_Written task_
Write out the entries verbatim and leave the images out of the copy.

[Excerpts from a figure dataset]
----------
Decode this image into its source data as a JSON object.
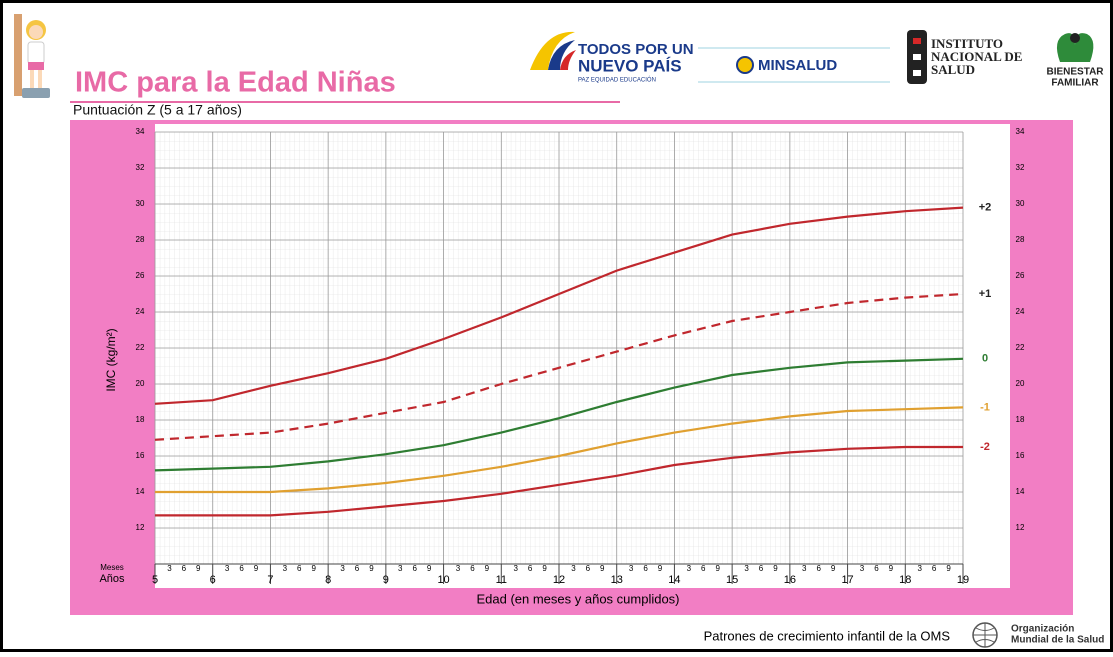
{
  "header": {
    "title": "IMC para la Edad Niñas",
    "subtitle": "Puntuación Z (5 a 17 años)",
    "logos": {
      "todos": [
        "TODOS POR UN",
        "NUEVO PAÍS",
        "PAZ  EQUIDAD  EDUCACIÓN"
      ],
      "minsalud": "MINSALUD",
      "ins": [
        "INSTITUTO",
        "NACIONAL DE",
        "SALUD"
      ],
      "bienestar": [
        "BIENESTAR",
        "FAMILIAR"
      ]
    }
  },
  "chart_data": {
    "type": "line",
    "y_label": "IMC (kg/m²)",
    "x_label": "Edad (en meses y años cumplidos)",
    "row_labels": [
      "Meses",
      "Años"
    ],
    "month_labels": [
      "3",
      "6",
      "9"
    ],
    "x": [
      5,
      6,
      7,
      8,
      9,
      10,
      11,
      12,
      13,
      14,
      15,
      16,
      17,
      18,
      19
    ],
    "xlim": [
      5,
      19
    ],
    "xticks": [
      5,
      6,
      7,
      8,
      9,
      10,
      11,
      12,
      13,
      14,
      15,
      16,
      17,
      18,
      19
    ],
    "ylim": [
      10,
      34
    ],
    "yticks": [
      12,
      14,
      16,
      18,
      20,
      22,
      24,
      26,
      28,
      30,
      32,
      34
    ],
    "grid": true,
    "series": [
      {
        "name": "+2",
        "color": "#c0272d",
        "label_color": "#222222",
        "dash": false,
        "values": [
          18.9,
          19.1,
          19.9,
          20.6,
          21.4,
          22.5,
          23.7,
          25.0,
          26.3,
          27.3,
          28.3,
          28.9,
          29.3,
          29.6,
          29.8
        ]
      },
      {
        "name": "+1",
        "color": "#c0272d",
        "label_color": "#222222",
        "dash": true,
        "values": [
          16.9,
          17.1,
          17.3,
          17.8,
          18.4,
          19.0,
          20.0,
          20.9,
          21.8,
          22.7,
          23.5,
          24.0,
          24.5,
          24.8,
          25.0
        ]
      },
      {
        "name": "0",
        "color": "#2e7d32",
        "label_color": "#2e7d32",
        "dash": false,
        "values": [
          15.2,
          15.3,
          15.4,
          15.7,
          16.1,
          16.6,
          17.3,
          18.1,
          19.0,
          19.8,
          20.5,
          20.9,
          21.2,
          21.3,
          21.4
        ]
      },
      {
        "name": "-1",
        "color": "#e0a030",
        "label_color": "#e0a030",
        "dash": false,
        "values": [
          14.0,
          14.0,
          14.0,
          14.2,
          14.5,
          14.9,
          15.4,
          16.0,
          16.7,
          17.3,
          17.8,
          18.2,
          18.5,
          18.6,
          18.7
        ]
      },
      {
        "name": "-2",
        "color": "#c0272d",
        "label_color": "#c0272d",
        "dash": false,
        "values": [
          12.7,
          12.7,
          12.7,
          12.9,
          13.2,
          13.5,
          13.9,
          14.4,
          14.9,
          15.5,
          15.9,
          16.2,
          16.4,
          16.5,
          16.5
        ]
      }
    ]
  },
  "footer": {
    "text": "Patrones de crecimiento infantil de la OMS",
    "oms": [
      "Organización",
      "Mundial de la Salud"
    ]
  }
}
----------
_Solution_
Decode this image into its source data as a JSON object.
{
  "header": {
    "title": "IMC para la Edad Niñas",
    "subtitle": "Puntuación Z (5 a 17 años)",
    "logos": {
      "todos": [
        "TODOS POR UN",
        "NUEVO PAÍS",
        "PAZ  EQUIDAD  EDUCACIÓN"
      ],
      "minsalud": "MINSALUD",
      "ins": [
        "INSTITUTO",
        "NACIONAL DE",
        "SALUD"
      ],
      "bienestar": [
        "BIENESTAR",
        "FAMILIAR"
      ]
    }
  },
  "chart_data": {
    "type": "line",
    "y_label": "IMC (kg/m²)",
    "x_label": "Edad (en meses y años cumplidos)",
    "row_labels": [
      "Meses",
      "Años"
    ],
    "month_labels": [
      "3",
      "6",
      "9"
    ],
    "x": [
      5,
      6,
      7,
      8,
      9,
      10,
      11,
      12,
      13,
      14,
      15,
      16,
      17,
      18,
      19
    ],
    "xlim": [
      5,
      19
    ],
    "xticks": [
      5,
      6,
      7,
      8,
      9,
      10,
      11,
      12,
      13,
      14,
      15,
      16,
      17,
      18,
      19
    ],
    "ylim": [
      10,
      34
    ],
    "yticks": [
      12,
      14,
      16,
      18,
      20,
      22,
      24,
      26,
      28,
      30,
      32,
      34
    ],
    "grid": true,
    "series": [
      {
        "name": "+2",
        "color": "#c0272d",
        "label_color": "#222222",
        "dash": false,
        "values": [
          18.9,
          19.1,
          19.9,
          20.6,
          21.4,
          22.5,
          23.7,
          25.0,
          26.3,
          27.3,
          28.3,
          28.9,
          29.3,
          29.6,
          29.8
        ]
      },
      {
        "name": "+1",
        "color": "#c0272d",
        "label_color": "#222222",
        "dash": true,
        "values": [
          16.9,
          17.1,
          17.3,
          17.8,
          18.4,
          19.0,
          20.0,
          20.9,
          21.8,
          22.7,
          23.5,
          24.0,
          24.5,
          24.8,
          25.0
        ]
      },
      {
        "name": "0",
        "color": "#2e7d32",
        "label_color": "#2e7d32",
        "dash": false,
        "values": [
          15.2,
          15.3,
          15.4,
          15.7,
          16.1,
          16.6,
          17.3,
          18.1,
          19.0,
          19.8,
          20.5,
          20.9,
          21.2,
          21.3,
          21.4
        ]
      },
      {
        "name": "-1",
        "color": "#e0a030",
        "label_color": "#e0a030",
        "dash": false,
        "values": [
          14.0,
          14.0,
          14.0,
          14.2,
          14.5,
          14.9,
          15.4,
          16.0,
          16.7,
          17.3,
          17.8,
          18.2,
          18.5,
          18.6,
          18.7
        ]
      },
      {
        "name": "-2",
        "color": "#c0272d",
        "label_color": "#c0272d",
        "dash": false,
        "values": [
          12.7,
          12.7,
          12.7,
          12.9,
          13.2,
          13.5,
          13.9,
          14.4,
          14.9,
          15.5,
          15.9,
          16.2,
          16.4,
          16.5,
          16.5
        ]
      }
    ]
  },
  "footer": {
    "text": "Patrones de crecimiento infantil de la OMS",
    "oms": [
      "Organización",
      "Mundial de la Salud"
    ]
  }
}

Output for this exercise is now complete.